> What to do: Extract the lines that carry the string "highlighted" from the listing.

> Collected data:
══════════════════════════════

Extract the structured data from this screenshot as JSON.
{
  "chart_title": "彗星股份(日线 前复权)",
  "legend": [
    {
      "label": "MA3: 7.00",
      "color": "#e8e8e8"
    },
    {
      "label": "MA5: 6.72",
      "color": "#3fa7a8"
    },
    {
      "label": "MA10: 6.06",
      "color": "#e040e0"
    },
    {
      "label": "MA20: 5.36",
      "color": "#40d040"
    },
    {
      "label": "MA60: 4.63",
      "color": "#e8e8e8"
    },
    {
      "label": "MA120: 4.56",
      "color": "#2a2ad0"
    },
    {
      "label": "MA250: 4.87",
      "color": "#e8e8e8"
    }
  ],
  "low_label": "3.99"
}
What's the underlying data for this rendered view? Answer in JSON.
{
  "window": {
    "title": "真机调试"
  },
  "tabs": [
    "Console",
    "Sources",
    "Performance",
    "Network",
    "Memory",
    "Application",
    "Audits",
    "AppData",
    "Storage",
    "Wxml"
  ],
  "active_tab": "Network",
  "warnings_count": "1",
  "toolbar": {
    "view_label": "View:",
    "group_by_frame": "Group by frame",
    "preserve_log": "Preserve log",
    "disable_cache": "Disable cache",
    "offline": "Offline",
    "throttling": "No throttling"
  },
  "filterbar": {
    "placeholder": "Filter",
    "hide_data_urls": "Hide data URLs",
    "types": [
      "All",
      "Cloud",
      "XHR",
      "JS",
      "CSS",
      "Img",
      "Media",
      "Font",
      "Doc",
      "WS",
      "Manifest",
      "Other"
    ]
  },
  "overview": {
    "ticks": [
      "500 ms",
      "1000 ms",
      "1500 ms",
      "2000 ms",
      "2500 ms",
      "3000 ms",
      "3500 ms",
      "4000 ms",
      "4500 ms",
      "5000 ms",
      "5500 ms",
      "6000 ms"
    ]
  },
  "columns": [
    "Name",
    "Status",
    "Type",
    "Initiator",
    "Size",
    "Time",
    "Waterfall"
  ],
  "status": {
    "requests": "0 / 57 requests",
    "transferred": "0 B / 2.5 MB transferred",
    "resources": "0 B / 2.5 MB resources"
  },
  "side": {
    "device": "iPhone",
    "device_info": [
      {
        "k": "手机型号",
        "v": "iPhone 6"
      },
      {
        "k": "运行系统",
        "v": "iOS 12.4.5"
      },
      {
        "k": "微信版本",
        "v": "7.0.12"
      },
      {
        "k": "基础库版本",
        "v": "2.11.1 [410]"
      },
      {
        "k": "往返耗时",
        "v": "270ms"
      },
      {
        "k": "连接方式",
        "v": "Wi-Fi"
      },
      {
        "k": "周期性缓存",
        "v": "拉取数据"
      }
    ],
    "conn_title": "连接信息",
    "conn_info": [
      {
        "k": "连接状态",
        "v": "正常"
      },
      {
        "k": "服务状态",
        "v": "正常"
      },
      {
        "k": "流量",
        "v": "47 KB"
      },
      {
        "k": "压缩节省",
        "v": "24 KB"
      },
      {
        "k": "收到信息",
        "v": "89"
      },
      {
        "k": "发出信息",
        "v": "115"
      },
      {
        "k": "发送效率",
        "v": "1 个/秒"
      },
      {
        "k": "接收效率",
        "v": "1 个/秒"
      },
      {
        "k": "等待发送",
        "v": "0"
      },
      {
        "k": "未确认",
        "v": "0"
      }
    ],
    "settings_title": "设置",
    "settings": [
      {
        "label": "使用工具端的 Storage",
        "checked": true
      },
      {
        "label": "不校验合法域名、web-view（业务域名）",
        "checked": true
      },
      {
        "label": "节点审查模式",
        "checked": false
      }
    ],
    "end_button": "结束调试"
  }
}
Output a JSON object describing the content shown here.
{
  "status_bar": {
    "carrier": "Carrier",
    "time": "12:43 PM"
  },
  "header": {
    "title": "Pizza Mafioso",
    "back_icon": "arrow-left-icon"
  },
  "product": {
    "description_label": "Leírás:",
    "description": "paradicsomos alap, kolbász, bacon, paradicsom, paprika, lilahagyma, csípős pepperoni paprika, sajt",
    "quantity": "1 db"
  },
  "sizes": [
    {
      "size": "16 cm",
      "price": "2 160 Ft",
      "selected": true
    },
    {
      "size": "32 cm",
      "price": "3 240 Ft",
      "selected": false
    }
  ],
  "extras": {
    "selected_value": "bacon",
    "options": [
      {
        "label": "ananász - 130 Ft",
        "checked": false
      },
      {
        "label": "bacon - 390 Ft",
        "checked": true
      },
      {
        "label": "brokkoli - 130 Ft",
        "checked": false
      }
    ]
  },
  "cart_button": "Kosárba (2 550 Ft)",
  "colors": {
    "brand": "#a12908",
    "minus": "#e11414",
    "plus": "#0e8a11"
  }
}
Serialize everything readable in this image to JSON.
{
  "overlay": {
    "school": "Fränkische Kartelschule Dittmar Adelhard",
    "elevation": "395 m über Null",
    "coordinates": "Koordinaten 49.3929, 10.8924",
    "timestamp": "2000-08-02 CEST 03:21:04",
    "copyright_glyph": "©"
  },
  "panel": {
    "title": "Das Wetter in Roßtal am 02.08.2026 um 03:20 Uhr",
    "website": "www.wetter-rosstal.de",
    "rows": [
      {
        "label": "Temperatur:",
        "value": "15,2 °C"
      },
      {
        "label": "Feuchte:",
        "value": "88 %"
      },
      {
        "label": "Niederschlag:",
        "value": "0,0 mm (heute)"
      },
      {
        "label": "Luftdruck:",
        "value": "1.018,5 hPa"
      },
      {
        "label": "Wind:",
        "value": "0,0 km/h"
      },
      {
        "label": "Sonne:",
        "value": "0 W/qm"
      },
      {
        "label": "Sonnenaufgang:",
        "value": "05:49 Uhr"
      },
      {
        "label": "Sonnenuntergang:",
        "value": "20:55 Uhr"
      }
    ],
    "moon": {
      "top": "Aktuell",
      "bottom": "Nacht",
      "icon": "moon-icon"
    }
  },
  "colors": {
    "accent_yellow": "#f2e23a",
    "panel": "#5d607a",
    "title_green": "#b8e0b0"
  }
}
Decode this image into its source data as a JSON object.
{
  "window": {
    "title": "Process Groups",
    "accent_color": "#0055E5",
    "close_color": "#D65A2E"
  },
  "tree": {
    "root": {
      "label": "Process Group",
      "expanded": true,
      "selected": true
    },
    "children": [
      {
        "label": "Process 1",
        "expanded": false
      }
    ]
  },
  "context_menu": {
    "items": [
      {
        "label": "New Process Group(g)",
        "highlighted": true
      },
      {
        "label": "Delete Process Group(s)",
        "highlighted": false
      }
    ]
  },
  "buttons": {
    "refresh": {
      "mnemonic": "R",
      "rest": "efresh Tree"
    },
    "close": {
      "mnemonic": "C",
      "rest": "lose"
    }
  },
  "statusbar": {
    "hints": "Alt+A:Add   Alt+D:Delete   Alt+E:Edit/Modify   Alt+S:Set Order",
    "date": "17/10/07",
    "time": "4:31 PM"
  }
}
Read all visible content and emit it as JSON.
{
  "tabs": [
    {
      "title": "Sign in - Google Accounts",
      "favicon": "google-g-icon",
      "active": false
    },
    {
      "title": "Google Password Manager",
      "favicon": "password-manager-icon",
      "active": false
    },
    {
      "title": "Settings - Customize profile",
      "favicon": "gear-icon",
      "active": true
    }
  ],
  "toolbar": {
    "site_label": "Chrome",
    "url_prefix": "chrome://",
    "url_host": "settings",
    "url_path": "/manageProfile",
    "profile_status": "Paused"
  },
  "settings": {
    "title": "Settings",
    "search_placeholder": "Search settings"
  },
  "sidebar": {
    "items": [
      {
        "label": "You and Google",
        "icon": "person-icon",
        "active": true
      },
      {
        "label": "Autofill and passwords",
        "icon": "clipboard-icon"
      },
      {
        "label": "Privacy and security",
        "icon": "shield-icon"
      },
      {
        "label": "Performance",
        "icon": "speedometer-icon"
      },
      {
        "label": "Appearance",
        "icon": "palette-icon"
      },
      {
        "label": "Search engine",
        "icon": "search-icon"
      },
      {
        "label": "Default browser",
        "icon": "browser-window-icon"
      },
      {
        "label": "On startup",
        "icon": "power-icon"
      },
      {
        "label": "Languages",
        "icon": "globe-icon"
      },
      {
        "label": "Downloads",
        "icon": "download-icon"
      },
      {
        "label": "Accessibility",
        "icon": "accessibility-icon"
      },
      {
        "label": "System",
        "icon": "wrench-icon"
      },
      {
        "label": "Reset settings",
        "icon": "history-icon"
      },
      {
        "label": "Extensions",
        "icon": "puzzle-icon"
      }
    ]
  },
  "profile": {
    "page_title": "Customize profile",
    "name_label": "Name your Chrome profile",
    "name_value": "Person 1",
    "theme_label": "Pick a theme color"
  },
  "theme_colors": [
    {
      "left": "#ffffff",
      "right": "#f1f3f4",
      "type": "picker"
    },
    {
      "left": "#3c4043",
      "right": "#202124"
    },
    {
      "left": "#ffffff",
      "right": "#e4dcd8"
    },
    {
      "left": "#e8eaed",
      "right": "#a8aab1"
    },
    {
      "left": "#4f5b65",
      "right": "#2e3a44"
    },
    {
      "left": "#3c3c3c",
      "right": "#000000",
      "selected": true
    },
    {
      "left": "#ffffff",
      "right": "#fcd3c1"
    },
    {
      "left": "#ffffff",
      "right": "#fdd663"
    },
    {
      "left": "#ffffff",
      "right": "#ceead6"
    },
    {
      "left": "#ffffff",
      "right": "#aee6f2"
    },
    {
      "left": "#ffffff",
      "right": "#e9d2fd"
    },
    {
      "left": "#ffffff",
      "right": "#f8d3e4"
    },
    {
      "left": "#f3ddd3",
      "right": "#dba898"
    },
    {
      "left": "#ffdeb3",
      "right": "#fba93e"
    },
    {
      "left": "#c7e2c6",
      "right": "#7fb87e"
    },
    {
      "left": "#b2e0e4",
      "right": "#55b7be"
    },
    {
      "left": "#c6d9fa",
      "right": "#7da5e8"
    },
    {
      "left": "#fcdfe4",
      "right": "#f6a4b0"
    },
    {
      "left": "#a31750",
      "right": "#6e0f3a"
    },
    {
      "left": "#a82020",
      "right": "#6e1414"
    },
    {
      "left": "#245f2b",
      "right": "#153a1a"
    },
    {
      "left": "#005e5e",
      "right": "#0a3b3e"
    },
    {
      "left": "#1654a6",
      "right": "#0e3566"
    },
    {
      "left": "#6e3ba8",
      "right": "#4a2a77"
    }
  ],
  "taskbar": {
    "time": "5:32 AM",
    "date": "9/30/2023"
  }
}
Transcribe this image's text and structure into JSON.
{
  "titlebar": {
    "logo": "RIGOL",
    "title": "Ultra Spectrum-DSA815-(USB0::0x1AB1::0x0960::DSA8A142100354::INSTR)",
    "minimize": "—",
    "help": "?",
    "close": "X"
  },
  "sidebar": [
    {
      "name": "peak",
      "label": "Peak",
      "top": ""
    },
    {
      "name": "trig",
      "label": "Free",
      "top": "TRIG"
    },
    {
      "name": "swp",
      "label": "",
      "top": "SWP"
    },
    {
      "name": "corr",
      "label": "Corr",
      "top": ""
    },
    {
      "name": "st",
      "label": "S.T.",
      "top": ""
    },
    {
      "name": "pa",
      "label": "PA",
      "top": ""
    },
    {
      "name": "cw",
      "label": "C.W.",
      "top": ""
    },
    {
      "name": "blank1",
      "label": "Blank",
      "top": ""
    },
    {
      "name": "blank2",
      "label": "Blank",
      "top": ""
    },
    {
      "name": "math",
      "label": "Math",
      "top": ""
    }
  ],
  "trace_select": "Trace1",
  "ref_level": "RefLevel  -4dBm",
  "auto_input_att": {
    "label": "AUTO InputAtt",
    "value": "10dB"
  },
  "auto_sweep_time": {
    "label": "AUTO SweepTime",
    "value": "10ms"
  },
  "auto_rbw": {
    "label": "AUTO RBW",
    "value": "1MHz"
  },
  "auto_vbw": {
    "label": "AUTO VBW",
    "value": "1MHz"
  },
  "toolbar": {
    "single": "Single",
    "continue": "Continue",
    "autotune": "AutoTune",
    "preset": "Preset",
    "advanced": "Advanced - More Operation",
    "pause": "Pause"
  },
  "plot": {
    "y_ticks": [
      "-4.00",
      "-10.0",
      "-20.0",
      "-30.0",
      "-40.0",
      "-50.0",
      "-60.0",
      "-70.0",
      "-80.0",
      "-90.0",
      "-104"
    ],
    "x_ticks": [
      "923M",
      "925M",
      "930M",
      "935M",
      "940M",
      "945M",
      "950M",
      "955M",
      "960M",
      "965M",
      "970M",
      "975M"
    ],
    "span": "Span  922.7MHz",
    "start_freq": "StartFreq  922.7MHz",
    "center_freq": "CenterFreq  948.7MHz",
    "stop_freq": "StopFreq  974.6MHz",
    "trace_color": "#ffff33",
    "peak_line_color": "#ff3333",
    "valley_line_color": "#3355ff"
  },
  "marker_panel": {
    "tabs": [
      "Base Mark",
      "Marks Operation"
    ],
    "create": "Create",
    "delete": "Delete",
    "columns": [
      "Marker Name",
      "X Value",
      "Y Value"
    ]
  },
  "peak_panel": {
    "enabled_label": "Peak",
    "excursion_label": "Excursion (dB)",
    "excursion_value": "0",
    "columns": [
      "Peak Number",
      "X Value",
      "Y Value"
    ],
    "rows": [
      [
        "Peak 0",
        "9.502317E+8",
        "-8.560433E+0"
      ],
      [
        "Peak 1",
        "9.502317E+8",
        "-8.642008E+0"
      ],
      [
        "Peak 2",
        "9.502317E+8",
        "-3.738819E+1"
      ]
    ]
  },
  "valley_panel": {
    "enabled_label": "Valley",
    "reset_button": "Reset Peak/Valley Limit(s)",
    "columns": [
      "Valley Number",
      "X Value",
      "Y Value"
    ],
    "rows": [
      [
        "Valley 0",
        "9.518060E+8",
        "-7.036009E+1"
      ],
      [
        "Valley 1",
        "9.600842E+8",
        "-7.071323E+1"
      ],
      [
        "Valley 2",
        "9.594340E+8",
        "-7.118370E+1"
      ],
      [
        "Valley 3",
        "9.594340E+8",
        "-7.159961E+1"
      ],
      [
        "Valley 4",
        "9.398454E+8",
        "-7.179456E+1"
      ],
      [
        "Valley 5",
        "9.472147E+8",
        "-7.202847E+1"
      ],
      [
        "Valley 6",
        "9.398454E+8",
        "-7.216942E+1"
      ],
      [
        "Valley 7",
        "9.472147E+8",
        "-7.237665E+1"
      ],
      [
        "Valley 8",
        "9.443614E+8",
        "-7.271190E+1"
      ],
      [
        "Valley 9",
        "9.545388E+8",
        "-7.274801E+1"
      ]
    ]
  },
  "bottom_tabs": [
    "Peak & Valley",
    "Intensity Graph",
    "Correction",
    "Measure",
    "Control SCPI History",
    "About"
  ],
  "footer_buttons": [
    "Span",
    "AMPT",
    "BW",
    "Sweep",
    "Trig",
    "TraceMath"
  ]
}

══════════════════════════════

> Complete output:
        "highlighted": true
        "highlighted": false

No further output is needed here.